• **Data to process**
========

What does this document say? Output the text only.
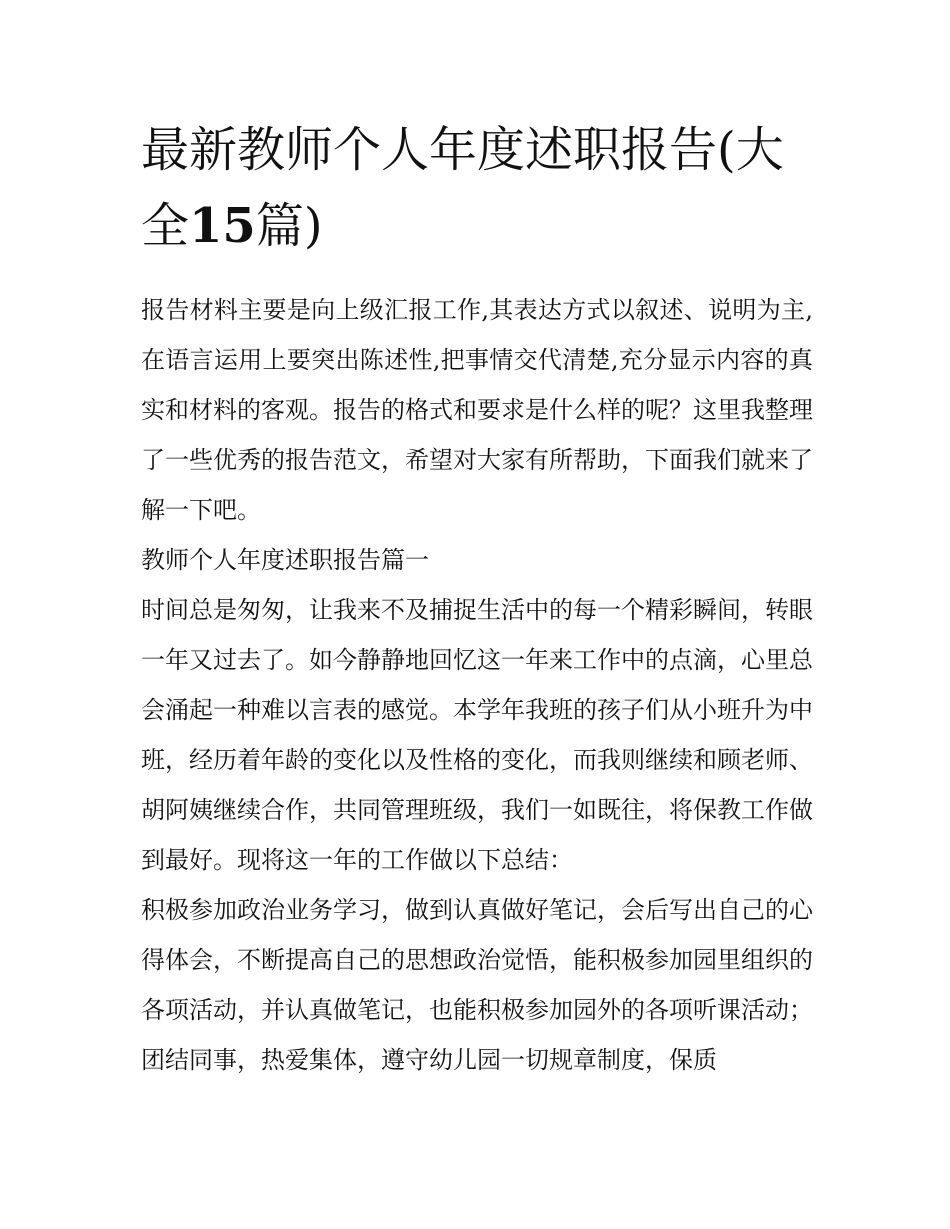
最新教师个人年度述职报告(大全15篇)

报告材料主要是向上级汇报工作,其表达方式以叙述、说明为主,在语言运用上要突出陈述性,把事情交代清楚,充分显示内容的真实和材料的客观。报告的格式和要求是什么样的呢？这里我整理了一些优秀的报告范文，希望对大家有所帮助，下面我们就来了解一下吧。

教师个人年度述职报告篇一

时间总是匆匆，让我来不及捕捉生活中的每一个精彩瞬间，转眼一年又过去了。如今静静地回忆这一年来工作中的点滴，心里总会涌起一种难以言表的感觉。本学年我班的孩子们从小班升为中班，经历着年龄的变化以及性格的变化，而我则继续和顾老师、胡阿姨继续合作，共同管理班级，我们一如既往，将保教工作做到最好。现将这一年的工作做以下总结：

积极参加政治业务学习，做到认真做好笔记，会后写出自己的心得体会，不断提高自己的思想政治觉悟，能积极参加园里组织的各项活动，并认真做笔记，也能积极参加园外的各项听课活动；团结同事，热爱集体，遵守幼儿园一切规章制度，保质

========

• **Problem description**
Transcribe every line in the entries above, taking out only the images.

• **Correct output**
What does this document say? Output the text only.
最新教师个人年度述职报告(大全15篇)

报告材料主要是向上级汇报工作,其表达方式以叙述、说明为主,在语言运用上要突出陈述性,把事情交代清楚,充分显示内容的真实和材料的客观。报告的格式和要求是什么样的呢？这里我整理了一些优秀的报告范文，希望对大家有所帮助，下面我们就来了解一下吧。

教师个人年度述职报告篇一

时间总是匆匆，让我来不及捕捉生活中的每一个精彩瞬间，转眼一年又过去了。如今静静地回忆这一年来工作中的点滴，心里总会涌起一种难以言表的感觉。本学年我班的孩子们从小班升为中班，经历着年龄的变化以及性格的变化，而我则继续和顾老师、胡阿姨继续合作，共同管理班级，我们一如既往，将保教工作做到最好。现将这一年的工作做以下总结：

积极参加政治业务学习，做到认真做好笔记，会后写出自己的心得体会，不断提高自己的思想政治觉悟，能积极参加园里组织的各项活动，并认真做笔记，也能积极参加园外的各项听课活动；团结同事，热爱集体，遵守幼儿园一切规章制度，保质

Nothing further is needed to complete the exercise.